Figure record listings
>>>>
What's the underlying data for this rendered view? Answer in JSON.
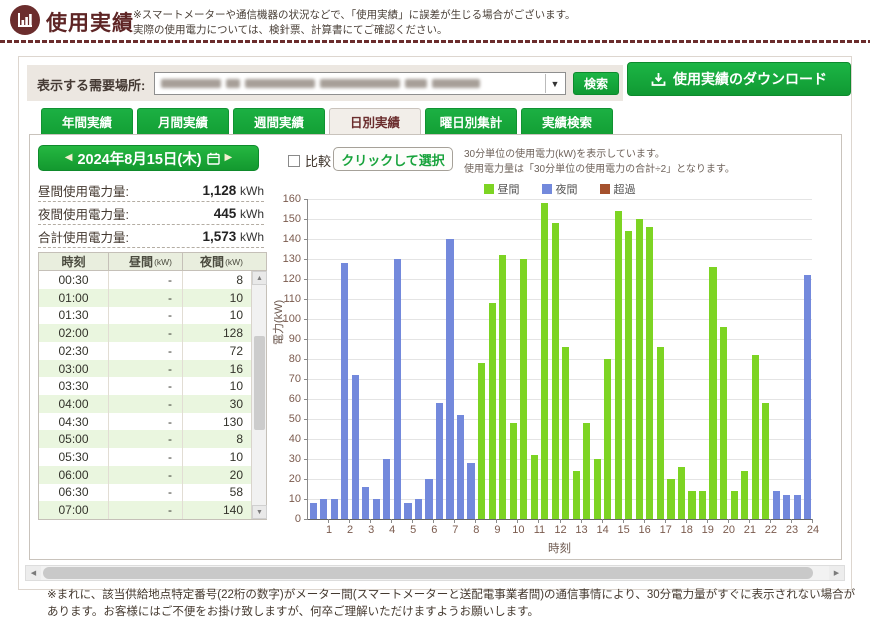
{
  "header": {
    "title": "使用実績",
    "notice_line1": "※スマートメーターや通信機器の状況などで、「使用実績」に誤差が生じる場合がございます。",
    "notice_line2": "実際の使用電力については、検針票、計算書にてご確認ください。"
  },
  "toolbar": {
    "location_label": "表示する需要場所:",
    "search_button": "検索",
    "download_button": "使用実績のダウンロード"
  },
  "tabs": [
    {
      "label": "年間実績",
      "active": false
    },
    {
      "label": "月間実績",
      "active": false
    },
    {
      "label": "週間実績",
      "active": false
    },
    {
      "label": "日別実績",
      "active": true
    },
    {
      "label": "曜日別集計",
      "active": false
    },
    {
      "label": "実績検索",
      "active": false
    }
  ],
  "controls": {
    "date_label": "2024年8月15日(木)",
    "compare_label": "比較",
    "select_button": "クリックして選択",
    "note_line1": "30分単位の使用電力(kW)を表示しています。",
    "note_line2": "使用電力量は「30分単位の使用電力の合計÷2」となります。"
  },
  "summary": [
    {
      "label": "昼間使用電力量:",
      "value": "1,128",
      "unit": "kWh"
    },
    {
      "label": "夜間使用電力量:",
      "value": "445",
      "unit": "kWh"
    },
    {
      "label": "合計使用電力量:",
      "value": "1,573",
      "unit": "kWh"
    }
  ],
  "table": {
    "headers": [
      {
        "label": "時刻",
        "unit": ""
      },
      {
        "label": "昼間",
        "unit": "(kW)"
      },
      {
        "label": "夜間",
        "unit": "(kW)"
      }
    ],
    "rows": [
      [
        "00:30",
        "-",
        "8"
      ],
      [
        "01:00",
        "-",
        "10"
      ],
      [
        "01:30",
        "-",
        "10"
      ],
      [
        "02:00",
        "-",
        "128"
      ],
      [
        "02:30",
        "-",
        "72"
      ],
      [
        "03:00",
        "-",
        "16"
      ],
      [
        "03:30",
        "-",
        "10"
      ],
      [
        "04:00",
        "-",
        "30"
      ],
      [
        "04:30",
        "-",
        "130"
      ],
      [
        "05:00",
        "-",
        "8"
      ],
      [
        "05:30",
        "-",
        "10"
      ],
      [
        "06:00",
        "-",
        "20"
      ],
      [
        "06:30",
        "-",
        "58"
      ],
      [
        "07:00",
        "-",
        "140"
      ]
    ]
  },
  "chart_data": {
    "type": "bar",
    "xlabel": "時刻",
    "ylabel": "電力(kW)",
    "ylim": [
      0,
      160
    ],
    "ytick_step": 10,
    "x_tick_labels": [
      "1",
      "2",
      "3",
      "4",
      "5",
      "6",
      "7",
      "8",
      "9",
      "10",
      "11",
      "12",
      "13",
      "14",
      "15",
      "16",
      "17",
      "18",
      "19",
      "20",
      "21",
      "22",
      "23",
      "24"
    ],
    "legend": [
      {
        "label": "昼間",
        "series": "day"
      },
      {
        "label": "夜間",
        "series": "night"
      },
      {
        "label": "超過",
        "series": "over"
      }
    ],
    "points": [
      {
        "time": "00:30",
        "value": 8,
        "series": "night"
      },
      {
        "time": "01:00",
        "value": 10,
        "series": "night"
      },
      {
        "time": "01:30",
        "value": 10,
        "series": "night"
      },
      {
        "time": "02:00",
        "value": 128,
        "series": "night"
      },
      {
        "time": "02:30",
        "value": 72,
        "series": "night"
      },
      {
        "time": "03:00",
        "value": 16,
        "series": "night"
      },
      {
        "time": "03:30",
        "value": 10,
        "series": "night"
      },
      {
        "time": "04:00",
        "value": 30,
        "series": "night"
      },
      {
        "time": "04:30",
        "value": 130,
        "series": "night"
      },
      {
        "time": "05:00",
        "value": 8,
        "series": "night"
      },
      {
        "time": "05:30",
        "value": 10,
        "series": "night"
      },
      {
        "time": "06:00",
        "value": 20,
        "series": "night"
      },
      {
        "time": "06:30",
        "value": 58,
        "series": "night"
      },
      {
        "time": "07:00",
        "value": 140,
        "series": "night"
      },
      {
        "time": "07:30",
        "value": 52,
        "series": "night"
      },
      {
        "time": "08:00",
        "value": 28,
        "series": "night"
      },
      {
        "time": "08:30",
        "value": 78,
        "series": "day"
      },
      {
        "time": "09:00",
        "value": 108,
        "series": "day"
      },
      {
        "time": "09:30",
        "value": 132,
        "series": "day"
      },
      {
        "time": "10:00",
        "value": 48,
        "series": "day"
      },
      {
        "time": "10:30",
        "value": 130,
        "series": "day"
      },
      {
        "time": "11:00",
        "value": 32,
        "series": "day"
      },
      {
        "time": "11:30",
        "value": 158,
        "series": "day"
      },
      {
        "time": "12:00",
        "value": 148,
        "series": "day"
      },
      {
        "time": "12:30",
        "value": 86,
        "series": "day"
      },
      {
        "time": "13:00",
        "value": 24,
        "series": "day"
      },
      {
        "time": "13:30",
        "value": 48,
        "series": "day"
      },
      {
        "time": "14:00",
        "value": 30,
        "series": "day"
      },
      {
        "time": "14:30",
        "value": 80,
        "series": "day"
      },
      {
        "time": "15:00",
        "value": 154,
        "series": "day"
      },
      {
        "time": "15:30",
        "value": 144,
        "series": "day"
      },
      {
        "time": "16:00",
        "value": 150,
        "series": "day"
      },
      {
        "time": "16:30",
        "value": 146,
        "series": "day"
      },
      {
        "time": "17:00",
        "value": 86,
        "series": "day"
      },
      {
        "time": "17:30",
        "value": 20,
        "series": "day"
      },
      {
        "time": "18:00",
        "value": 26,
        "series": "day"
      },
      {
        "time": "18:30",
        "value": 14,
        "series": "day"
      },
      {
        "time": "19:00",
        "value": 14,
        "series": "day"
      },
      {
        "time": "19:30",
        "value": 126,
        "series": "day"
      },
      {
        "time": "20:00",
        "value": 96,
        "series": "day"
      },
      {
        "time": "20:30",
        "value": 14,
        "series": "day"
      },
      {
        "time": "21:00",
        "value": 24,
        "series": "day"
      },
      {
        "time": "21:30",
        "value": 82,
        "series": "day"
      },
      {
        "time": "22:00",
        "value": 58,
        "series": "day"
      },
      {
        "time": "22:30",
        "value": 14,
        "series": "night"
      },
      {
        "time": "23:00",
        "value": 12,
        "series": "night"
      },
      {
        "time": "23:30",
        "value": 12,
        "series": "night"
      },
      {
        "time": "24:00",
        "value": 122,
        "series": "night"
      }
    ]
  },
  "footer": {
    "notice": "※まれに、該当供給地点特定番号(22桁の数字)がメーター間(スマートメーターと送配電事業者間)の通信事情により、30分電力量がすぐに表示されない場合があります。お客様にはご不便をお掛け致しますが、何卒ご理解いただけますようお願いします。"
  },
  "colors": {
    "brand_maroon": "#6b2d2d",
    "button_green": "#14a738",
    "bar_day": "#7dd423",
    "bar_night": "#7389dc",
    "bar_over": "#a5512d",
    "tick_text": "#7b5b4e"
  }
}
<<<<
→ **Directions for this task**:
Write out the data precisely as given, excluding the pictures.

→ **Output of the exercise**:
What's the underlying data for this rendered view? Answer in JSON.
{
  "header": {
    "title": "使用実績",
    "notice_line1": "※スマートメーターや通信機器の状況などで、「使用実績」に誤差が生じる場合がございます。",
    "notice_line2": "実際の使用電力については、検針票、計算書にてご確認ください。"
  },
  "toolbar": {
    "location_label": "表示する需要場所:",
    "search_button": "検索",
    "download_button": "使用実績のダウンロード"
  },
  "tabs": [
    {
      "label": "年間実績",
      "active": false
    },
    {
      "label": "月間実績",
      "active": false
    },
    {
      "label": "週間実績",
      "active": false
    },
    {
      "label": "日別実績",
      "active": true
    },
    {
      "label": "曜日別集計",
      "active": false
    },
    {
      "label": "実績検索",
      "active": false
    }
  ],
  "controls": {
    "date_label": "2024年8月15日(木)",
    "compare_label": "比較",
    "select_button": "クリックして選択",
    "note_line1": "30分単位の使用電力(kW)を表示しています。",
    "note_line2": "使用電力量は「30分単位の使用電力の合計÷2」となります。"
  },
  "summary": [
    {
      "label": "昼間使用電力量:",
      "value": "1,128",
      "unit": "kWh"
    },
    {
      "label": "夜間使用電力量:",
      "value": "445",
      "unit": "kWh"
    },
    {
      "label": "合計使用電力量:",
      "value": "1,573",
      "unit": "kWh"
    }
  ],
  "table": {
    "headers": [
      {
        "label": "時刻",
        "unit": ""
      },
      {
        "label": "昼間",
        "unit": "(kW)"
      },
      {
        "label": "夜間",
        "unit": "(kW)"
      }
    ],
    "rows": [
      [
        "00:30",
        "-",
        "8"
      ],
      [
        "01:00",
        "-",
        "10"
      ],
      [
        "01:30",
        "-",
        "10"
      ],
      [
        "02:00",
        "-",
        "128"
      ],
      [
        "02:30",
        "-",
        "72"
      ],
      [
        "03:00",
        "-",
        "16"
      ],
      [
        "03:30",
        "-",
        "10"
      ],
      [
        "04:00",
        "-",
        "30"
      ],
      [
        "04:30",
        "-",
        "130"
      ],
      [
        "05:00",
        "-",
        "8"
      ],
      [
        "05:30",
        "-",
        "10"
      ],
      [
        "06:00",
        "-",
        "20"
      ],
      [
        "06:30",
        "-",
        "58"
      ],
      [
        "07:00",
        "-",
        "140"
      ]
    ]
  },
  "chart_data": {
    "type": "bar",
    "xlabel": "時刻",
    "ylabel": "電力(kW)",
    "ylim": [
      0,
      160
    ],
    "ytick_step": 10,
    "x_tick_labels": [
      "1",
      "2",
      "3",
      "4",
      "5",
      "6",
      "7",
      "8",
      "9",
      "10",
      "11",
      "12",
      "13",
      "14",
      "15",
      "16",
      "17",
      "18",
      "19",
      "20",
      "21",
      "22",
      "23",
      "24"
    ],
    "legend": [
      {
        "label": "昼間",
        "series": "day"
      },
      {
        "label": "夜間",
        "series": "night"
      },
      {
        "label": "超過",
        "series": "over"
      }
    ],
    "points": [
      {
        "time": "00:30",
        "value": 8,
        "series": "night"
      },
      {
        "time": "01:00",
        "value": 10,
        "series": "night"
      },
      {
        "time": "01:30",
        "value": 10,
        "series": "night"
      },
      {
        "time": "02:00",
        "value": 128,
        "series": "night"
      },
      {
        "time": "02:30",
        "value": 72,
        "series": "night"
      },
      {
        "time": "03:00",
        "value": 16,
        "series": "night"
      },
      {
        "time": "03:30",
        "value": 10,
        "series": "night"
      },
      {
        "time": "04:00",
        "value": 30,
        "series": "night"
      },
      {
        "time": "04:30",
        "value": 130,
        "series": "night"
      },
      {
        "time": "05:00",
        "value": 8,
        "series": "night"
      },
      {
        "time": "05:30",
        "value": 10,
        "series": "night"
      },
      {
        "time": "06:00",
        "value": 20,
        "series": "night"
      },
      {
        "time": "06:30",
        "value": 58,
        "series": "night"
      },
      {
        "time": "07:00",
        "value": 140,
        "series": "night"
      },
      {
        "time": "07:30",
        "value": 52,
        "series": "night"
      },
      {
        "time": "08:00",
        "value": 28,
        "series": "night"
      },
      {
        "time": "08:30",
        "value": 78,
        "series": "day"
      },
      {
        "time": "09:00",
        "value": 108,
        "series": "day"
      },
      {
        "time": "09:30",
        "value": 132,
        "series": "day"
      },
      {
        "time": "10:00",
        "value": 48,
        "series": "day"
      },
      {
        "time": "10:30",
        "value": 130,
        "series": "day"
      },
      {
        "time": "11:00",
        "value": 32,
        "series": "day"
      },
      {
        "time": "11:30",
        "value": 158,
        "series": "day"
      },
      {
        "time": "12:00",
        "value": 148,
        "series": "day"
      },
      {
        "time": "12:30",
        "value": 86,
        "series": "day"
      },
      {
        "time": "13:00",
        "value": 24,
        "series": "day"
      },
      {
        "time": "13:30",
        "value": 48,
        "series": "day"
      },
      {
        "time": "14:00",
        "value": 30,
        "series": "day"
      },
      {
        "time": "14:30",
        "value": 80,
        "series": "day"
      },
      {
        "time": "15:00",
        "value": 154,
        "series": "day"
      },
      {
        "time": "15:30",
        "value": 144,
        "series": "day"
      },
      {
        "time": "16:00",
        "value": 150,
        "series": "day"
      },
      {
        "time": "16:30",
        "value": 146,
        "series": "day"
      },
      {
        "time": "17:00",
        "value": 86,
        "series": "day"
      },
      {
        "time": "17:30",
        "value": 20,
        "series": "day"
      },
      {
        "time": "18:00",
        "value": 26,
        "series": "day"
      },
      {
        "time": "18:30",
        "value": 14,
        "series": "day"
      },
      {
        "time": "19:00",
        "value": 14,
        "series": "day"
      },
      {
        "time": "19:30",
        "value": 126,
        "series": "day"
      },
      {
        "time": "20:00",
        "value": 96,
        "series": "day"
      },
      {
        "time": "20:30",
        "value": 14,
        "series": "day"
      },
      {
        "time": "21:00",
        "value": 24,
        "series": "day"
      },
      {
        "time": "21:30",
        "value": 82,
        "series": "day"
      },
      {
        "time": "22:00",
        "value": 58,
        "series": "day"
      },
      {
        "time": "22:30",
        "value": 14,
        "series": "night"
      },
      {
        "time": "23:00",
        "value": 12,
        "series": "night"
      },
      {
        "time": "23:30",
        "value": 12,
        "series": "night"
      },
      {
        "time": "24:00",
        "value": 122,
        "series": "night"
      }
    ]
  },
  "footer": {
    "notice": "※まれに、該当供給地点特定番号(22桁の数字)がメーター間(スマートメーターと送配電事業者間)の通信事情により、30分電力量がすぐに表示されない場合があります。お客様にはご不便をお掛け致しますが、何卒ご理解いただけますようお願いします。"
  },
  "colors": {
    "brand_maroon": "#6b2d2d",
    "button_green": "#14a738",
    "bar_day": "#7dd423",
    "bar_night": "#7389dc",
    "bar_over": "#a5512d",
    "tick_text": "#7b5b4e"
  }
}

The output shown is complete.